▶ **Teks yang Diberikan**

►

Memasuki hari ke dua, materi cukup berat terlihat dan mulai masuk pada contoh contoh tentang role model pendampingan PS.

Kasus-kasus lapangan disampaikan peserta merupakan fakta nyata yang mereka hadapi.

Banyak persoalan yang disampaikan seputar paska ijin, usaha bisnis komoditi dalam PS dan hal-hal sederhana terkait pengelolaan kelembagaan.

Di sini terlihat bagaimana pendamping PS yang cukup paham dengan persoalan lapangan, namun masih memerlukan bimbingan teknis terkait pola relasi kebijakan PS dan akses pada sumberdaya keuangan dan pasar.

Beberapa role model yang dicontohkan pengajar telah memberikan inspirasi bagi
penggiat dan pendamping.

Diskusinya menjadi hidup karena semua diberikan kesempatan bertanya dan menyampaikan kendala dan potensi di lapangan.

Ruang belajar menjadi hidup dan tidak ada gap antara narasumber dan peserta.

Pengamatan saya, waktu untuk Materi Panduan Role Model Pendampingan Perhutanan Sosial dan Kemitraan Lingkungan, dirasakan kurang.

Karena pemahaman pendampingan memiliki kisi-kisi yang tiap daerah beragam sehingga waktu ruang belajar ini sebaiknya dapat ditambahkan.

Akan bertambah menarik jika pendamping diberikan waktu menyampaikan model-model pendampingan yang mereka lakukan, terutama pendampingan di tahap awal.

Materi yang cukup berat adalah Pengelolaan dan Pengembangan Kawasan Hutan dan
Lingkungan.

Ulasan tentang kebijakan pengelolaan Kawasan hutan terlalu luas untuk pendamping dan pengelola PS karena persoalan bagi pemegang PS adalah penandaan batas antara unit usahanya.

◄

▶ **Cuplikan Data**
►

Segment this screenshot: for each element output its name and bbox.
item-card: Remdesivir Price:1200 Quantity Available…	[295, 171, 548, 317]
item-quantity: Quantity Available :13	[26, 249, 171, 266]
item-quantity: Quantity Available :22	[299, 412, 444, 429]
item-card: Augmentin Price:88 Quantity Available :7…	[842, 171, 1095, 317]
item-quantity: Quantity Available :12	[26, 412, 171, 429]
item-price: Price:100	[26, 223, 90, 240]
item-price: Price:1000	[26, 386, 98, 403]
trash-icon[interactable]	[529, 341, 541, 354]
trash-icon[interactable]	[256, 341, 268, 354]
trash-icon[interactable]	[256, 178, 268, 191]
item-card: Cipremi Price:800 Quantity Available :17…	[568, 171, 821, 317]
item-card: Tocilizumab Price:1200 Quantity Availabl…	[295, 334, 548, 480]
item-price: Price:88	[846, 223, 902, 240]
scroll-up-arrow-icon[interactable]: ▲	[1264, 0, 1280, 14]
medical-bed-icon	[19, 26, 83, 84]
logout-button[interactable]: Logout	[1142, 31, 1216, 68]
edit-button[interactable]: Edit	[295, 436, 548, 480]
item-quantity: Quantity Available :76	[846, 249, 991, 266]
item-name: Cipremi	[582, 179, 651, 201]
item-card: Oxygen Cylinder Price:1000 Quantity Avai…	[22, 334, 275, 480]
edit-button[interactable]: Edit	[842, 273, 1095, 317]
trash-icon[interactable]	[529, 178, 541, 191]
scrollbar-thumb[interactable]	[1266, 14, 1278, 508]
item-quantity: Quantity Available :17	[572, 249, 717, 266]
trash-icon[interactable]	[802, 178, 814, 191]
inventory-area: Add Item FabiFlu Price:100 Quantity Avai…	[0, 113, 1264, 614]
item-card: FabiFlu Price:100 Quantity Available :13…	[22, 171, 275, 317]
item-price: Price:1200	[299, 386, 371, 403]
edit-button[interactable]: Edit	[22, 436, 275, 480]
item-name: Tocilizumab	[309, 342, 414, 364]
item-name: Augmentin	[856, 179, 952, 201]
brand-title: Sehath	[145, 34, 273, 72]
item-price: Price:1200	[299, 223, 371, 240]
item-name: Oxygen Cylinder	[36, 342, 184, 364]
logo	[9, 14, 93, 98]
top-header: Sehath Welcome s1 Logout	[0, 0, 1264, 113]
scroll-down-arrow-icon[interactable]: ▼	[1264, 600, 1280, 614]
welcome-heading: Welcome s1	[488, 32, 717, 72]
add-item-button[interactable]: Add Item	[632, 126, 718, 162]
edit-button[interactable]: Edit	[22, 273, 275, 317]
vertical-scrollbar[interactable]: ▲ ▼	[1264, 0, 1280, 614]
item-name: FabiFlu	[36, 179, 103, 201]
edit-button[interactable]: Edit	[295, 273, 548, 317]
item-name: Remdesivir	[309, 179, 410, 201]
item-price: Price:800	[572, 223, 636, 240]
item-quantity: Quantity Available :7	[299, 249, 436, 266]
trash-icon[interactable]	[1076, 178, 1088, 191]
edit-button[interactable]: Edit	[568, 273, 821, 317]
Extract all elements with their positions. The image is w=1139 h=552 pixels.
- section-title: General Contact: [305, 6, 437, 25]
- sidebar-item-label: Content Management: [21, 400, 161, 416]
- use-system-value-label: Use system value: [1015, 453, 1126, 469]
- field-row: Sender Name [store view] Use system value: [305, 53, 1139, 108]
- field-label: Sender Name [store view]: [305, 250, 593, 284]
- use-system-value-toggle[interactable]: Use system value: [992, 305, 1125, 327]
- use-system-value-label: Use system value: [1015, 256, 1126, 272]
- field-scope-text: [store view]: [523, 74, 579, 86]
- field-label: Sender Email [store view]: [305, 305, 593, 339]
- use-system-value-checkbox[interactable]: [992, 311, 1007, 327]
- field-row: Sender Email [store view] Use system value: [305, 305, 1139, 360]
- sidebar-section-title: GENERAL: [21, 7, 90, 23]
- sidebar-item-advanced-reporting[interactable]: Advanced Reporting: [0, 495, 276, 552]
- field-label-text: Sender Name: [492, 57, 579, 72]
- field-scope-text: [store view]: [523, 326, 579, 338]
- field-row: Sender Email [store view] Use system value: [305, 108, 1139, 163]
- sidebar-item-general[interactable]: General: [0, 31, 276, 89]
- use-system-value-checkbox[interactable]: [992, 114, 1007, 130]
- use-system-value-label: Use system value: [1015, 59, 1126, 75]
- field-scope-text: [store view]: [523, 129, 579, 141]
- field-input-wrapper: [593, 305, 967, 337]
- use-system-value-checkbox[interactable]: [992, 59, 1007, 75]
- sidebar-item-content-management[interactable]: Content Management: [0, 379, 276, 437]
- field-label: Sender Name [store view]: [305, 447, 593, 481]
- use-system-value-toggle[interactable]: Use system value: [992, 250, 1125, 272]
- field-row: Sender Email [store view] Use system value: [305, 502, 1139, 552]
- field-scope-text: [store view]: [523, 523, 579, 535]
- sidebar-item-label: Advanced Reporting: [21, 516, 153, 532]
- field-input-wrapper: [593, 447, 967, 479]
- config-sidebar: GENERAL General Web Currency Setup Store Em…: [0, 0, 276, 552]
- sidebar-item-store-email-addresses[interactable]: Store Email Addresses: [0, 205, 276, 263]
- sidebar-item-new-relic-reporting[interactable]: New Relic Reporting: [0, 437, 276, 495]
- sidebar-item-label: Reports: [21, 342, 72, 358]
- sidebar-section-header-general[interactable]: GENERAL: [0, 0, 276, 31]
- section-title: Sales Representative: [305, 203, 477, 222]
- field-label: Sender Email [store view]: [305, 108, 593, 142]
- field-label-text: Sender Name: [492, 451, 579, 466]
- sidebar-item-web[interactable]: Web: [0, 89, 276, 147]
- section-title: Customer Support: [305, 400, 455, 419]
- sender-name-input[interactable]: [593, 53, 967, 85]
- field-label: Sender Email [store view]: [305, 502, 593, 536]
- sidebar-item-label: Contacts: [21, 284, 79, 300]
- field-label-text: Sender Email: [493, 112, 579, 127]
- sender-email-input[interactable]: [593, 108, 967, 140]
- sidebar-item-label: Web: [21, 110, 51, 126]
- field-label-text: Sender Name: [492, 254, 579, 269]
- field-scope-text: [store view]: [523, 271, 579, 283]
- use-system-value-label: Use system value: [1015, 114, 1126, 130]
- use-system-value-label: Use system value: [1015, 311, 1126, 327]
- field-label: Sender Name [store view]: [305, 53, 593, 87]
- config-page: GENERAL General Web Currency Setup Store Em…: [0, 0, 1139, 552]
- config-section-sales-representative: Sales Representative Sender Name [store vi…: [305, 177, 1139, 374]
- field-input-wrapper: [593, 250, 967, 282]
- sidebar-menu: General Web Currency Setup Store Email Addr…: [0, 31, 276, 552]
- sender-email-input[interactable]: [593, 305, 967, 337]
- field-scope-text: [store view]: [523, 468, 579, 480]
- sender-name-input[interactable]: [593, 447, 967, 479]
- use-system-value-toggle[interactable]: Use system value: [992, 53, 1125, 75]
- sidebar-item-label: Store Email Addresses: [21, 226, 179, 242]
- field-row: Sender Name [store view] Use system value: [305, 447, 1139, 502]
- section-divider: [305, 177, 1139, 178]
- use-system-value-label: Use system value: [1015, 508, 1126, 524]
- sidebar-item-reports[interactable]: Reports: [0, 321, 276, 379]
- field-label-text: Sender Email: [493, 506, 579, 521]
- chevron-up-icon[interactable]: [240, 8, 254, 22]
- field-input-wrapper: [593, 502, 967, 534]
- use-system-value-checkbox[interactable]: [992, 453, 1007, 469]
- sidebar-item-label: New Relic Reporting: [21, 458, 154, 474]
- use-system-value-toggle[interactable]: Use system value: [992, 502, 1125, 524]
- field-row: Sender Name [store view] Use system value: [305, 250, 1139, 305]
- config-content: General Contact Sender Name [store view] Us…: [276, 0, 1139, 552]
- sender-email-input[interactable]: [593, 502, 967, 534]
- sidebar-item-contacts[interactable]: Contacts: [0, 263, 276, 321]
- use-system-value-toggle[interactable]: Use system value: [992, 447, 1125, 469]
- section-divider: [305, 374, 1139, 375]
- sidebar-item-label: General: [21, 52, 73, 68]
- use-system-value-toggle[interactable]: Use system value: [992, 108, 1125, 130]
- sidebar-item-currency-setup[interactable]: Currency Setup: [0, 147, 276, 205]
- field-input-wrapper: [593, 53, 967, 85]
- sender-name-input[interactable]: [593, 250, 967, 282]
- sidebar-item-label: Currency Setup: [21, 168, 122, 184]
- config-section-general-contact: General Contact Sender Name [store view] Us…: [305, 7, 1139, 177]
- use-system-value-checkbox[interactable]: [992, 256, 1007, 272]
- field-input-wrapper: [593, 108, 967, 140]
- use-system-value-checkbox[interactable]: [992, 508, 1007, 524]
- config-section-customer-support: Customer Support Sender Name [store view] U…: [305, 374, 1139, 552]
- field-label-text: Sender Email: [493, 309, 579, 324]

◄

▶ **Daftar Tugas**
(1) Dalam teks tentang pelatihan pendampingan Perhutanan Sosial, waktu untuk materi apa yang dirasakan kurang?
(2) Lanjutkan teks tentang pelatihan pendampingan Perhutanan Sosial setelah kalimat terakhirnya.
Baris-baris data sama sekali tidak digunakan di sini.

▶ **Hasil Berurutan**
(1) Waktu untuk Materi Panduan Role Model Pendampingan Perhutanan Sosial dan Kemitraan Lingkungan dirasakan kurang.

(2)
Sementara terkait  dengan persoalan pasca izin, yaitu batas dan zonasi sebaiknya tidak dibebankan kepada kelompok usaha dan pendamping.

Materi yang diberikan terlalu teknis detil untuk pengelola PS, sehingga respon dari peserta tidak terlalu banyak.

Padatnya mata pelajaran ini sebaiknya dapat dievaluasi dan disederhanakan.

Dipilah, mana yang harus diberikan dalam pelatihan untuk pemegang izin PS dan mana yang untuk pendamping ketahui.

Pembebanan seluruh materi untuk peserta akan menambah kebingungan mereka.

Pembahasan Materi Kerja Sama, Akses Permodalan, dan Akses Pasar menjadi materi
pembahasan yang menjadi minat peserta.

Tampaknya memang persoalan bagaimana menjalin kerjasama menjadi pekerjaan berat pendamping.

Pasca izin, aspek kerja sama memang menjadi pekerjaan para pendamping untuk menghubungkan pemegang izin PS dengan potensial mitra.

Pembahasannya belum menjawab seluruh persoalan “How to do” di lapangan, namun kisi-kisi yang harus dilakukan pendamping sudah lengkap.

Akses permodalan dan pasar, menjadi materi yang sangat diminati peserta.

Hal ini terlihat dari antusias peserta dalam menyimak (wajah-wajah dalam layar internet,
terlihat fokus dan beberapa terlihat mencatat).

Peran pendamping dalam membantu petani untuk memfasilitasi akses pada permodalan dan pasar, sangatlah besar.

Materi ini sebaiknya menjadi satu pelatihan tersendiri terkait keterampilan dan jejaring pendamping pada lembaga permodalan dan pasar.

Pertanyaan yang disampaikan masih belum menyentuh kebutuhan dasar petani terhadap modal dan pasar.

Pada hari terakhir, dimana peserta mendapat materi tentang Pengelolaan Pengetahuan, dan Monitoring dan Evaluasi PS.

Dua topik yang cukup berat bagi petani, karena terlalu “advance” untuk kapasitas yang harus dimiliki pasca izin.

Materi ini sebaiknya dikhususkan untuk pendamping dan staf BDLHK dan BPSKL di lapangan.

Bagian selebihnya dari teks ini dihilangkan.